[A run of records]

.....

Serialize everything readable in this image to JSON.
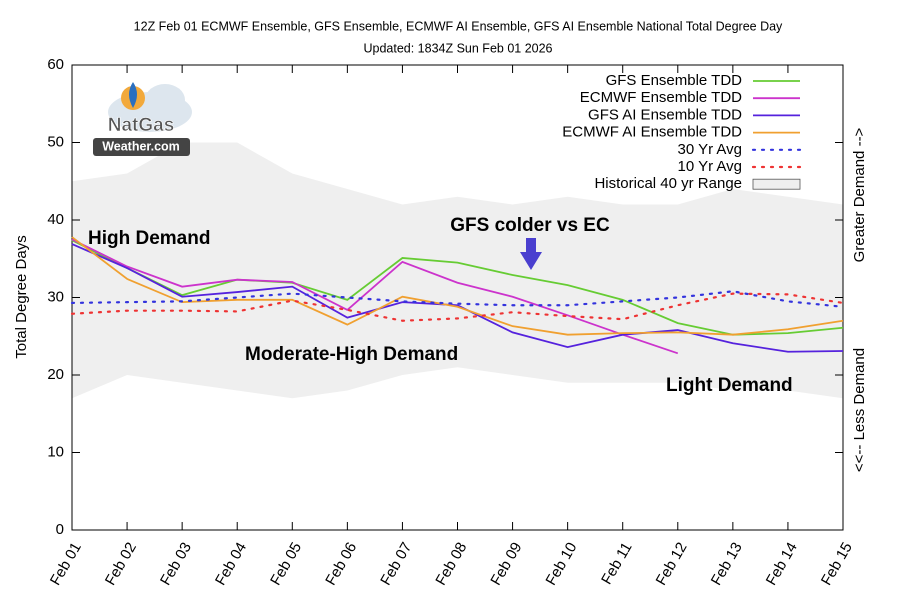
{
  "chart_data": {
    "type": "line",
    "title": "12Z Feb 01 ECMWF Ensemble, GFS Ensemble, ECMWF AI Ensemble, GFS AI Ensemble National Total Degree Day",
    "subtitle": "Updated: 1834Z Sun Feb 01 2026",
    "ylabel": "Total Degree Days",
    "categories": [
      "Feb 01",
      "Feb 02",
      "Feb 03",
      "Feb 04",
      "Feb 05",
      "Feb 06",
      "Feb 07",
      "Feb 08",
      "Feb 09",
      "Feb 10",
      "Feb 11",
      "Feb 12",
      "Feb 13",
      "Feb 14",
      "Feb 15"
    ],
    "ylim": [
      0,
      60
    ],
    "yticks": [
      0,
      10,
      20,
      30,
      40,
      50,
      60
    ],
    "legend": "upper right",
    "series": [
      {
        "name": "GFS Ensemble TDD",
        "color": "#66cc33",
        "style": "solid",
        "values": [
          37.4,
          33.8,
          30.3,
          32.3,
          31.9,
          29.7,
          35.1,
          34.5,
          32.9,
          31.6,
          29.7,
          26.7,
          25.2,
          25.4,
          26.1
        ]
      },
      {
        "name": "ECMWF Ensemble TDD",
        "color": "#cc33cc",
        "style": "solid",
        "values": [
          37.5,
          34.0,
          31.4,
          32.3,
          32.0,
          28.4,
          34.6,
          31.9,
          30.1,
          27.7,
          25.2,
          22.8,
          null,
          null,
          null
        ]
      },
      {
        "name": "GFS AI Ensemble TDD",
        "color": "#5522dd",
        "style": "solid",
        "values": [
          36.9,
          33.8,
          30.1,
          30.7,
          31.4,
          27.4,
          29.4,
          29.0,
          25.5,
          23.6,
          25.2,
          25.8,
          24.1,
          23.0,
          23.1
        ]
      },
      {
        "name": "ECMWF AI Ensemble TDD",
        "color": "#f0a030",
        "style": "solid",
        "values": [
          37.8,
          32.4,
          29.4,
          29.7,
          29.7,
          26.5,
          30.1,
          28.8,
          26.3,
          25.2,
          25.4,
          25.5,
          25.2,
          25.9,
          27.0
        ]
      },
      {
        "name": "30 Yr Avg",
        "color": "#3333dd",
        "style": "dotted",
        "values": [
          29.3,
          29.4,
          29.5,
          30.0,
          30.5,
          30.0,
          29.5,
          29.2,
          29.0,
          29.0,
          29.5,
          30.0,
          30.8,
          29.5,
          28.8
        ]
      },
      {
        "name": "10 Yr Avg",
        "color": "#ee3333",
        "style": "dotted",
        "values": [
          27.9,
          28.3,
          28.3,
          28.2,
          29.6,
          28.4,
          27.0,
          27.3,
          28.1,
          27.6,
          27.2,
          29.0,
          30.5,
          30.4,
          29.3
        ]
      }
    ],
    "range": {
      "name": "Historical 40 yr Range",
      "color": "#efefef",
      "upper": [
        45,
        46,
        50,
        50,
        46,
        44,
        42,
        43,
        42,
        43,
        42,
        42,
        44,
        43,
        42
      ],
      "lower": [
        17,
        20,
        19,
        18,
        17,
        18,
        20,
        21,
        20,
        19,
        19,
        19,
        18,
        18,
        17
      ]
    },
    "annotations": [
      {
        "text": "High Demand",
        "color": "#1aa0e0"
      },
      {
        "text": "GFS colder vs EC",
        "color": "#4a3fcf"
      },
      {
        "text": "Moderate-High Demand",
        "color": "#33bb44"
      },
      {
        "text": "Light Demand",
        "color": "#f08a30"
      }
    ],
    "right_labels": [
      "Greater Demand -->",
      "<<-- Less Demand"
    ],
    "logo": [
      "NatGas",
      "Weather.com"
    ]
  }
}
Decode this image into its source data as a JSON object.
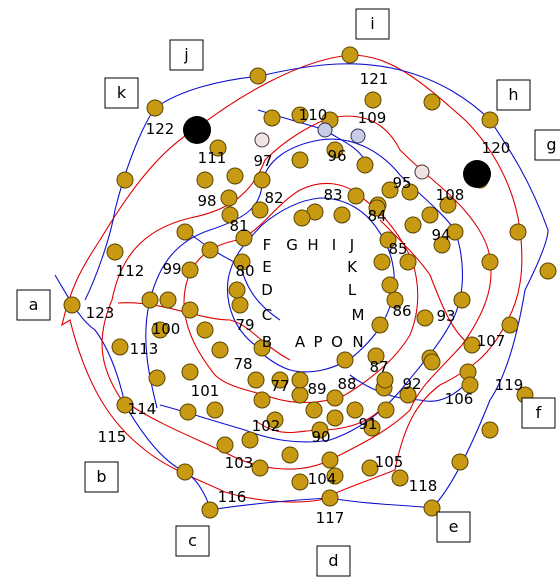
{
  "outer_labels": [
    "a",
    "b",
    "c",
    "d",
    "e",
    "f",
    "g",
    "h",
    "i",
    "j",
    "k"
  ],
  "inner_letters": [
    "A",
    "B",
    "C",
    "D",
    "E",
    "F",
    "G",
    "H",
    "I",
    "J",
    "K",
    "L",
    "M",
    "N",
    "O",
    "P"
  ],
  "node_numbers": [
    "77",
    "78",
    "79",
    "80",
    "81",
    "82",
    "83",
    "84",
    "85",
    "86",
    "87",
    "88",
    "89",
    "90",
    "91",
    "92",
    "93",
    "94",
    "95",
    "96",
    "97",
    "98",
    "99",
    "100",
    "101",
    "102",
    "103",
    "104",
    "105",
    "106",
    "107",
    "108",
    "109",
    "110",
    "111",
    "112",
    "113",
    "114",
    "115",
    "116",
    "117",
    "118",
    "119",
    "120",
    "121",
    "122",
    "123"
  ],
  "colors": {
    "red_curve": "#e00000",
    "blue_curve": "#1010d0",
    "node_fill": "#c89a14",
    "large_node": "#000000"
  }
}
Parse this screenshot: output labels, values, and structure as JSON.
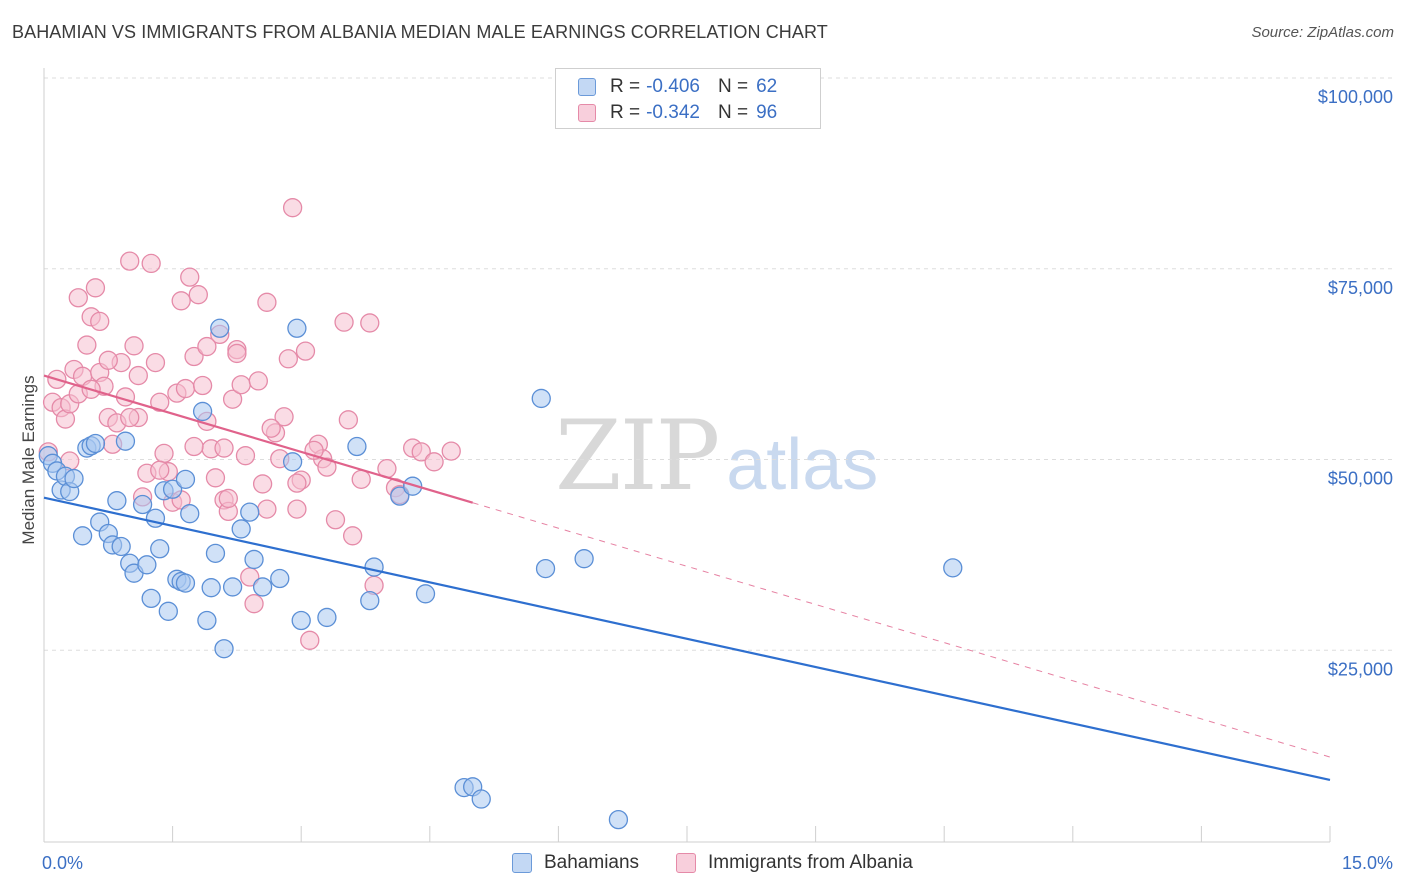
{
  "header": {
    "title": "BAHAMIAN VS IMMIGRANTS FROM ALBANIA MEDIAN MALE EARNINGS CORRELATION CHART",
    "source": "Source: ZipAtlas.com"
  },
  "watermark": {
    "zip": "ZIP",
    "atlas": "atlas"
  },
  "legend_stats": [
    {
      "r_label": "R =",
      "r_value": "-0.406",
      "n_label": "N =",
      "n_value": "62"
    },
    {
      "r_label": "R =",
      "r_value": "-0.342",
      "n_label": "N =",
      "n_value": "96"
    }
  ],
  "colors": {
    "blue_fill": "#a9c8f0",
    "blue_stroke": "#5b8fd6",
    "blue_line": "#2e6fcf",
    "pink_fill": "#f6bfd0",
    "pink_stroke": "#e58aa8",
    "pink_line": "#e0628b",
    "tick_text": "#3b6fc4",
    "grid": "#dddddd"
  },
  "chart_data": {
    "type": "scatter",
    "title": "BAHAMIAN VS IMMIGRANTS FROM ALBANIA MEDIAN MALE EARNINGS CORRELATION CHART",
    "xlabel": "",
    "ylabel": "Median Male Earnings",
    "xlim": [
      0,
      15
    ],
    "ylim": [
      0,
      105000
    ],
    "x_tick_labels": {
      "left": "0.0%",
      "right": "15.0%"
    },
    "y_ticks": [
      {
        "value": 100000,
        "label": "$100,000"
      },
      {
        "value": 75000,
        "label": "$75,000"
      },
      {
        "value": 50000,
        "label": "$50,000"
      },
      {
        "value": 25000,
        "label": "$25,000"
      }
    ],
    "legend_position": "bottom-center",
    "series": [
      {
        "name": "Bahamians",
        "color": "blue",
        "r": -0.406,
        "n": 62,
        "trend": {
          "x": [
            0,
            15
          ],
          "y": [
            45000,
            8000
          ],
          "dashed_from": null
        },
        "points": [
          [
            0.05,
            50500
          ],
          [
            0.1,
            49500
          ],
          [
            0.15,
            48500
          ],
          [
            0.2,
            46000
          ],
          [
            0.25,
            47800
          ],
          [
            0.3,
            45800
          ],
          [
            0.35,
            47500
          ],
          [
            0.45,
            40000
          ],
          [
            0.5,
            51500
          ],
          [
            0.55,
            51800
          ],
          [
            0.6,
            52100
          ],
          [
            0.65,
            41800
          ],
          [
            0.75,
            40300
          ],
          [
            0.8,
            38800
          ],
          [
            0.85,
            44600
          ],
          [
            0.9,
            38600
          ],
          [
            0.95,
            52400
          ],
          [
            1.0,
            36400
          ],
          [
            1.05,
            35100
          ],
          [
            1.15,
            44100
          ],
          [
            1.2,
            36200
          ],
          [
            1.25,
            31800
          ],
          [
            1.3,
            42300
          ],
          [
            1.35,
            38300
          ],
          [
            1.4,
            45900
          ],
          [
            1.45,
            30100
          ],
          [
            1.5,
            46100
          ],
          [
            1.55,
            34300
          ],
          [
            1.6,
            34000
          ],
          [
            1.65,
            47400
          ],
          [
            1.65,
            33800
          ],
          [
            1.7,
            42900
          ],
          [
            1.85,
            56300
          ],
          [
            1.9,
            28900
          ],
          [
            1.95,
            33200
          ],
          [
            2.0,
            37700
          ],
          [
            2.05,
            67200
          ],
          [
            2.1,
            25200
          ],
          [
            2.2,
            33300
          ],
          [
            2.3,
            40900
          ],
          [
            2.4,
            43100
          ],
          [
            2.45,
            36900
          ],
          [
            2.55,
            33300
          ],
          [
            2.75,
            34400
          ],
          [
            2.9,
            49700
          ],
          [
            2.95,
            67200
          ],
          [
            3.0,
            28900
          ],
          [
            3.3,
            29300
          ],
          [
            3.65,
            51700
          ],
          [
            3.8,
            31500
          ],
          [
            3.85,
            35900
          ],
          [
            4.15,
            45200
          ],
          [
            4.3,
            46500
          ],
          [
            4.45,
            32400
          ],
          [
            4.9,
            7000
          ],
          [
            5.0,
            7100
          ],
          [
            5.1,
            5500
          ],
          [
            5.8,
            58000
          ],
          [
            5.85,
            35700
          ],
          [
            6.3,
            37000
          ],
          [
            6.7,
            2800
          ],
          [
            10.6,
            35800
          ]
        ]
      },
      {
        "name": "Immigrants from Albania",
        "color": "pink",
        "r": -0.342,
        "n": 96,
        "trend": {
          "x": [
            0,
            15
          ],
          "y": [
            61000,
            11000
          ],
          "dashed_from": 5.0
        },
        "points": [
          [
            0.05,
            51000
          ],
          [
            0.1,
            57500
          ],
          [
            0.15,
            60500
          ],
          [
            0.2,
            56800
          ],
          [
            0.25,
            55300
          ],
          [
            0.3,
            57300
          ],
          [
            0.3,
            49800
          ],
          [
            0.35,
            61800
          ],
          [
            0.4,
            71200
          ],
          [
            0.45,
            60900
          ],
          [
            0.5,
            65000
          ],
          [
            0.55,
            68700
          ],
          [
            0.6,
            72500
          ],
          [
            0.65,
            68100
          ],
          [
            0.65,
            61400
          ],
          [
            0.7,
            59600
          ],
          [
            0.75,
            55500
          ],
          [
            0.8,
            52000
          ],
          [
            0.85,
            54800
          ],
          [
            0.9,
            62700
          ],
          [
            0.95,
            58200
          ],
          [
            1.0,
            76000
          ],
          [
            1.05,
            64900
          ],
          [
            1.1,
            61000
          ],
          [
            1.1,
            55500
          ],
          [
            1.15,
            45100
          ],
          [
            1.2,
            48200
          ],
          [
            1.25,
            75700
          ],
          [
            1.3,
            62700
          ],
          [
            1.35,
            57500
          ],
          [
            1.4,
            50800
          ],
          [
            1.45,
            48400
          ],
          [
            1.5,
            44400
          ],
          [
            1.55,
            58700
          ],
          [
            1.6,
            70800
          ],
          [
            1.65,
            59300
          ],
          [
            1.7,
            73900
          ],
          [
            1.75,
            63500
          ],
          [
            1.8,
            71600
          ],
          [
            1.85,
            59700
          ],
          [
            1.9,
            55000
          ],
          [
            1.95,
            51400
          ],
          [
            2.0,
            47600
          ],
          [
            2.05,
            66400
          ],
          [
            2.1,
            51500
          ],
          [
            2.1,
            44700
          ],
          [
            2.15,
            43200
          ],
          [
            2.2,
            57900
          ],
          [
            2.25,
            64400
          ],
          [
            2.3,
            59800
          ],
          [
            2.35,
            50500
          ],
          [
            2.4,
            34600
          ],
          [
            2.45,
            31100
          ],
          [
            2.5,
            60300
          ],
          [
            2.55,
            46800
          ],
          [
            2.6,
            70600
          ],
          [
            2.6,
            43500
          ],
          [
            2.7,
            53500
          ],
          [
            2.75,
            50100
          ],
          [
            2.8,
            55600
          ],
          [
            2.85,
            63200
          ],
          [
            2.9,
            83000
          ],
          [
            2.95,
            43500
          ],
          [
            3.0,
            47300
          ],
          [
            3.05,
            64200
          ],
          [
            3.1,
            26300
          ],
          [
            3.2,
            52000
          ],
          [
            3.25,
            50100
          ],
          [
            3.3,
            49000
          ],
          [
            3.4,
            42100
          ],
          [
            3.5,
            68000
          ],
          [
            3.55,
            55200
          ],
          [
            3.6,
            40000
          ],
          [
            3.7,
            47400
          ],
          [
            3.8,
            67900
          ],
          [
            3.85,
            33500
          ],
          [
            4.0,
            48800
          ],
          [
            4.1,
            46300
          ],
          [
            4.15,
            45400
          ],
          [
            4.3,
            51500
          ],
          [
            4.4,
            51000
          ],
          [
            4.55,
            49700
          ],
          [
            4.75,
            51100
          ],
          [
            0.4,
            58600
          ],
          [
            0.55,
            59200
          ],
          [
            1.9,
            64800
          ],
          [
            2.25,
            63900
          ],
          [
            1.6,
            44700
          ],
          [
            1.75,
            51700
          ],
          [
            2.15,
            44900
          ],
          [
            2.95,
            46900
          ],
          [
            3.15,
            51200
          ],
          [
            1.0,
            55500
          ],
          [
            1.35,
            48600
          ],
          [
            0.75,
            63000
          ],
          [
            2.65,
            54100
          ]
        ]
      }
    ]
  },
  "bottom_legend": [
    {
      "label": "Bahamians"
    },
    {
      "label": "Immigrants from Albania"
    }
  ]
}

.....

- EXERCISE GOAL:
Copy whichever lines in the listing above contain the word "Ensemble".

- CORRECT RESPONSE:
    "title": "12Z Feb 01 ECMWF Ensemble, GFS Ensemble, ECMWF AI Ensemble, GFS AI Ensemble National Total Degree Day",
        "name": "GFS Ensemble TDD",
        "name": "ECMWF Ensemble TDD",
        "name": "GFS AI Ensemble TDD",
        "name": "ECMWF AI Ensemble TDD",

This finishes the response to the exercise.